• _DATA SECTION_:

******

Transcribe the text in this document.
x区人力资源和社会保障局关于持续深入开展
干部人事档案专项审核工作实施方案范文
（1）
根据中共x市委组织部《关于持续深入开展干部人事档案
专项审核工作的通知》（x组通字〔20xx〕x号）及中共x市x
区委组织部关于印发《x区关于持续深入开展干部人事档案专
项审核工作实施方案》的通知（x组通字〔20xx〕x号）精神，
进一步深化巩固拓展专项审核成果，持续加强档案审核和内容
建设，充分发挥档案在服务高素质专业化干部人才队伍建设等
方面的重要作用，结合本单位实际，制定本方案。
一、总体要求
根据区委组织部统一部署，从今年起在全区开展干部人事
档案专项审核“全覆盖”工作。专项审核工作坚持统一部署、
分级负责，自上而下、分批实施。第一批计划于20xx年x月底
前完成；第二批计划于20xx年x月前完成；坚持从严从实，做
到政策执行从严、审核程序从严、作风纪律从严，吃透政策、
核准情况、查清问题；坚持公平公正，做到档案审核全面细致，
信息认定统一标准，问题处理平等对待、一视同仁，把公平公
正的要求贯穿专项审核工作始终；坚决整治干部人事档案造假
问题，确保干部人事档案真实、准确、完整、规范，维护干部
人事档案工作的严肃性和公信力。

******

• _GOAL_: Find the number of lines in which the word "x组通字" occurs, and write nothing but that number.

• _ANSWER TO THE TASK_: 2